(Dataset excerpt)
=-=-=-=-=

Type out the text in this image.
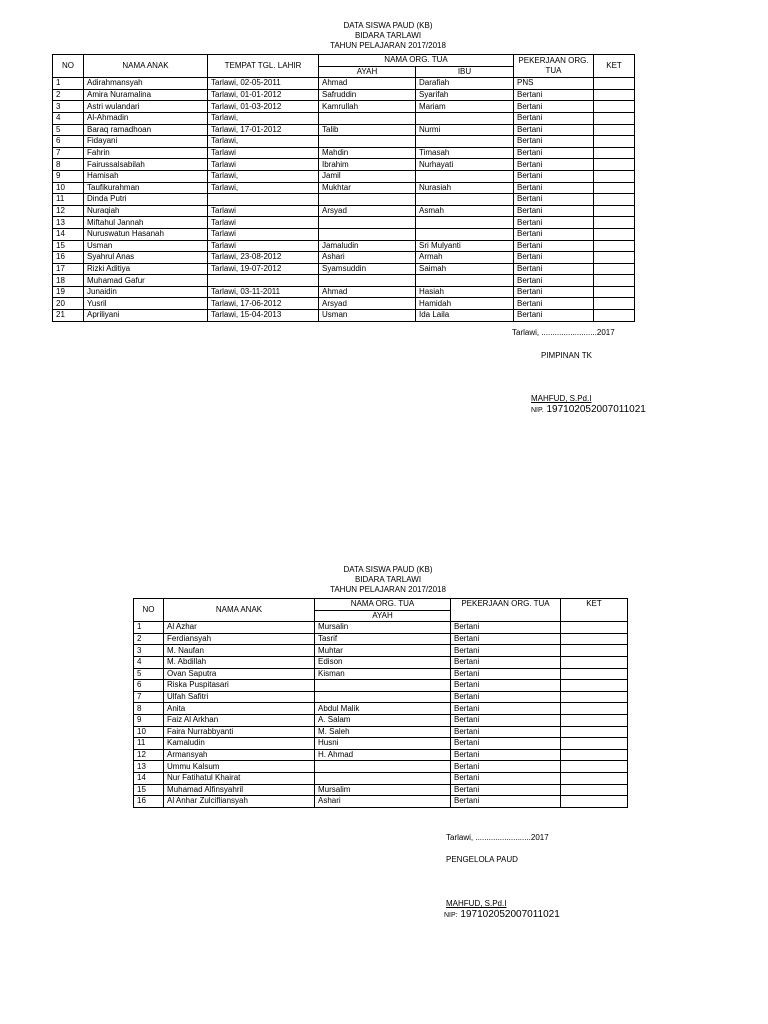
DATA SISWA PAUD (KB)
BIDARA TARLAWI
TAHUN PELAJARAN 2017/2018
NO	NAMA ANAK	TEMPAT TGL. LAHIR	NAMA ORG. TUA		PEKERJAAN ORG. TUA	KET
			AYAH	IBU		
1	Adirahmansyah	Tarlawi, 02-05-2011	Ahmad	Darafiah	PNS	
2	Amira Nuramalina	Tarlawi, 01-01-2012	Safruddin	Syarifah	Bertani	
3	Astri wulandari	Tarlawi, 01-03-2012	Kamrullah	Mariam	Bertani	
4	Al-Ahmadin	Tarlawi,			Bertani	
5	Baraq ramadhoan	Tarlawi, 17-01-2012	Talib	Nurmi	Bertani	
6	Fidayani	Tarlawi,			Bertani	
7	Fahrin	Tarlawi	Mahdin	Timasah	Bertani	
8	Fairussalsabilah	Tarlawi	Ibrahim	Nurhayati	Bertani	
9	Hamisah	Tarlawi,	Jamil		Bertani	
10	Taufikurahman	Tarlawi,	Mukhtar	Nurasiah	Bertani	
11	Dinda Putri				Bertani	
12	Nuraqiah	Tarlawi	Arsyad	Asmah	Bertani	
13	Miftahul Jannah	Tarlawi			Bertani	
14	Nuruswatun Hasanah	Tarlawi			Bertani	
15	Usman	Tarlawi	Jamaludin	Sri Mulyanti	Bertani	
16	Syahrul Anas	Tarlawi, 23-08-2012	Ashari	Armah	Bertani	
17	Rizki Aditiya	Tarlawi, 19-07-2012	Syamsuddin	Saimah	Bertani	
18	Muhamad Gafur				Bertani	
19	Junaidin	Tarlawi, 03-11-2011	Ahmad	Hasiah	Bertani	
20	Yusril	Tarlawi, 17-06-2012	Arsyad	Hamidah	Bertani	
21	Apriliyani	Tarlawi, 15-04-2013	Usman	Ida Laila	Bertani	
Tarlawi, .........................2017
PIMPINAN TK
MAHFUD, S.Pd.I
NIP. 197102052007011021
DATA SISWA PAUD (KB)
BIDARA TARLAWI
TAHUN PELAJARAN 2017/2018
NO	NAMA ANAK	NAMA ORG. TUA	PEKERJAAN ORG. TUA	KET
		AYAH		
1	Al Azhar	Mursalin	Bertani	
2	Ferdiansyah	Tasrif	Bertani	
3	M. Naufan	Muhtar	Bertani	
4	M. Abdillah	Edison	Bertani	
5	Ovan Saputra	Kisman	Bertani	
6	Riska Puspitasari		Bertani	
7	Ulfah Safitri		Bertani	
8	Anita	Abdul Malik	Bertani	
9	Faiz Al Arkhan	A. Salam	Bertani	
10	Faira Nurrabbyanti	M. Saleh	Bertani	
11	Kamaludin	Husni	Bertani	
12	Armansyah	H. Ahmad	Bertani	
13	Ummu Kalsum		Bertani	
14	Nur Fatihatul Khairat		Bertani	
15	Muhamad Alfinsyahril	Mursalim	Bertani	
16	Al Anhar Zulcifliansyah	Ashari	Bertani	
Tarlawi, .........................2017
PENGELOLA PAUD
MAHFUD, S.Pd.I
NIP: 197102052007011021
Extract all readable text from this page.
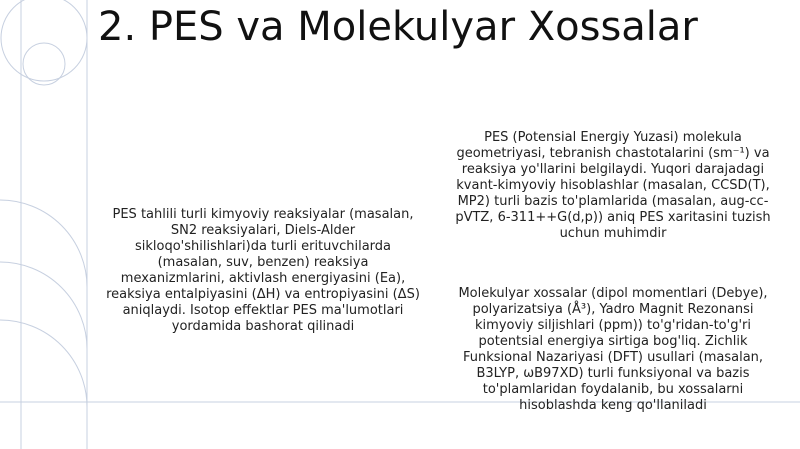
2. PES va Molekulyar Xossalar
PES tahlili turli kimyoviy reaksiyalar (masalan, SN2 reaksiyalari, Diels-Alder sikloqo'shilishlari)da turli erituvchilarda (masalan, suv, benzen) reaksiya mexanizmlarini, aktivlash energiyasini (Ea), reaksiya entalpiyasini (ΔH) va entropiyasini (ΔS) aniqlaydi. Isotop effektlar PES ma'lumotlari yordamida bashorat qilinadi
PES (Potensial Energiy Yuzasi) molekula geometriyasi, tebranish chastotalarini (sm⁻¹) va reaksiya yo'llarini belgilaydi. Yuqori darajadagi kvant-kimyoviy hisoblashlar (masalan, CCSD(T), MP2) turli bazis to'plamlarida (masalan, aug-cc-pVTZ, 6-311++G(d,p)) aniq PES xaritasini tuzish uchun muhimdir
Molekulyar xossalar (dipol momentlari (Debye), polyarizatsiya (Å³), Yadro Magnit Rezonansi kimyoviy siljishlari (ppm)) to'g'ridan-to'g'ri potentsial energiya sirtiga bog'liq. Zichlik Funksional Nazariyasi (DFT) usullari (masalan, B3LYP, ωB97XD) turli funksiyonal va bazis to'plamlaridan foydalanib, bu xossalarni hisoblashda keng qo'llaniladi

=-=-=-=-=

Aim: All of the material above is to be copied exactly, except for its images.

The solution:
Type out the text in this image.
DATA SISWA PAUD (KB)
BIDARA TARLAWI
TAHUN PELAJARAN 2017/2018
NO	NAMA ANAK	TEMPAT TGL. LAHIR	NAMA ORG. TUA		PEKERJAAN ORG. TUA	KET
			AYAH	IBU		
1	Adirahmansyah	Tarlawi, 02-05-2011	Ahmad	Darafiah	PNS	
2	Amira Nuramalina	Tarlawi, 01-01-2012	Safruddin	Syarifah	Bertani	
3	Astri wulandari	Tarlawi, 01-03-2012	Kamrullah	Mariam	Bertani	
4	Al-Ahmadin	Tarlawi,			Bertani	
5	Baraq ramadhoan	Tarlawi, 17-01-2012	Talib	Nurmi	Bertani	
6	Fidayani	Tarlawi,			Bertani	
7	Fahrin	Tarlawi	Mahdin	Timasah	Bertani	
8	Fairussalsabilah	Tarlawi	Ibrahim	Nurhayati	Bertani	
9	Hamisah	Tarlawi,	Jamil		Bertani	
10	Taufikurahman	Tarlawi,	Mukhtar	Nurasiah	Bertani	
11	Dinda Putri				Bertani	
12	Nuraqiah	Tarlawi	Arsyad	Asmah	Bertani	
13	Miftahul Jannah	Tarlawi			Bertani	
14	Nuruswatun Hasanah	Tarlawi			Bertani	
15	Usman	Tarlawi	Jamaludin	Sri Mulyanti	Bertani	
16	Syahrul Anas	Tarlawi, 23-08-2012	Ashari	Armah	Bertani	
17	Rizki Aditiya	Tarlawi, 19-07-2012	Syamsuddin	Saimah	Bertani	
18	Muhamad Gafur				Bertani	
19	Junaidin	Tarlawi, 03-11-2011	Ahmad	Hasiah	Bertani	
20	Yusril	Tarlawi, 17-06-2012	Arsyad	Hamidah	Bertani	
21	Apriliyani	Tarlawi, 15-04-2013	Usman	Ida Laila	Bertani	
Tarlawi, .........................2017
PIMPINAN TK
MAHFUD, S.Pd.I
NIP. 197102052007011021
DATA SISWA PAUD (KB)
BIDARA TARLAWI
TAHUN PELAJARAN 2017/2018
NO	NAMA ANAK	NAMA ORG. TUA	PEKERJAAN ORG. TUA	KET
		AYAH		
1	Al Azhar	Mursalin	Bertani	
2	Ferdiansyah	Tasrif	Bertani	
3	M. Naufan	Muhtar	Bertani	
4	M. Abdillah	Edison	Bertani	
5	Ovan Saputra	Kisman	Bertani	
6	Riska Puspitasari		Bertani	
7	Ulfah Safitri		Bertani	
8	Anita	Abdul Malik	Bertani	
9	Faiz Al Arkhan	A. Salam	Bertani	
10	Faira Nurrabbyanti	M. Saleh	Bertani	
11	Kamaludin	Husni	Bertani	
12	Armansyah	H. Ahmad	Bertani	
13	Ummu Kalsum		Bertani	
14	Nur Fatihatul Khairat		Bertani	
15	Muhamad Alfinsyahril	Mursalim	Bertani	
16	Al Anhar Zulcifliansyah	Ashari	Bertani	
Tarlawi, .........................2017
PENGELOLA PAUD
MAHFUD, S.Pd.I
NIP: 197102052007011021
Extract all readable text from this page.
2. PES va Molekulyar Xossalar
PES tahlili turli kimyoviy reaksiyalar (masalan, SN2 reaksiyalari, Diels-Alder sikloqo'shilishlari)da turli erituvchilarda (masalan, suv, benzen) reaksiya mexanizmlarini, aktivlash energiyasini (Ea), reaksiya entalpiyasini (ΔH) va entropiyasini (ΔS) aniqlaydi. Isotop effektlar PES ma'lumotlari yordamida bashorat qilinadi
PES (Potensial Energiy Yuzasi) molekula geometriyasi, tebranish chastotalarini (sm⁻¹) va reaksiya yo'llarini belgilaydi. Yuqori darajadagi kvant-kimyoviy hisoblashlar (masalan, CCSD(T), MP2) turli bazis to'plamlarida (masalan, aug-cc-pVTZ, 6-311++G(d,p)) aniq PES xaritasini tuzish uchun muhimdir
Molekulyar xossalar (dipol momentlari (Debye), polyarizatsiya (Å³), Yadro Magnit Rezonansi kimyoviy siljishlari (ppm)) to'g'ridan-to'g'ri potentsial energiya sirtiga bog'liq. Zichlik Funksional Nazariyasi (DFT) usullari (masalan, B3LYP, ωB97XD) turli funksiyonal va bazis to'plamlaridan foydalanib, bu xossalarni hisoblashda keng qo'llaniladi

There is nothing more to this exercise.